◆ Short problem: Set down each record below precisely, skipping the pictures.

------------------------------

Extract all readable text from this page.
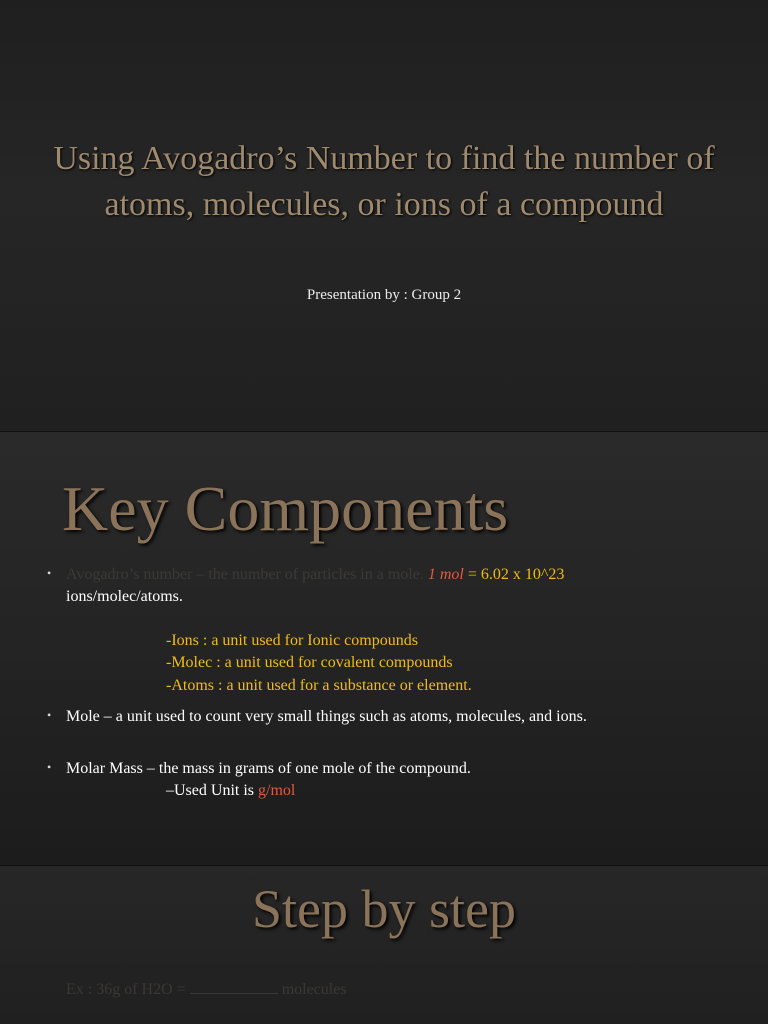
Using Avogadro’s Number to find the number of atoms, molecules, or ions of a compound
Presentation by : Group 2
Key Components
• Avogadro’s number – the number of particles in a mole. 1 mol = 6.02 x 10^23
ions/molec/atoms.
-Ions : a unit used for Ionic compounds
-Molec : a unit used for covalent compounds
-Atoms : a unit used for a substance or element.
• Mole – a unit used to count very small things such as atoms, molecules, and ions.
• Molar Mass – the mass in grams of one mole of the compound.
–Used Unit is g/mol
Step by step
Ex : 36g of H2O =	molecules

------------------------------

◆ Written response:
Extract all readable text from this page.
Using Avogadro’s Number to find the number of atoms, molecules, or ions of a compound
Presentation by : Group 2
Key Components
• Avogadro’s number – the number of particles in a mole. 1 mol = 6.02 x 10^23
ions/molec/atoms.
-Ions : a unit used for Ionic compounds
-Molec : a unit used for covalent compounds
-Atoms : a unit used for a substance or element.
• Mole – a unit used to count very small things such as atoms, molecules, and ions.
• Molar Mass – the mass in grams of one mole of the compound.
–Used Unit is g/mol
Step by step
Ex : 36g of H2O =	molecules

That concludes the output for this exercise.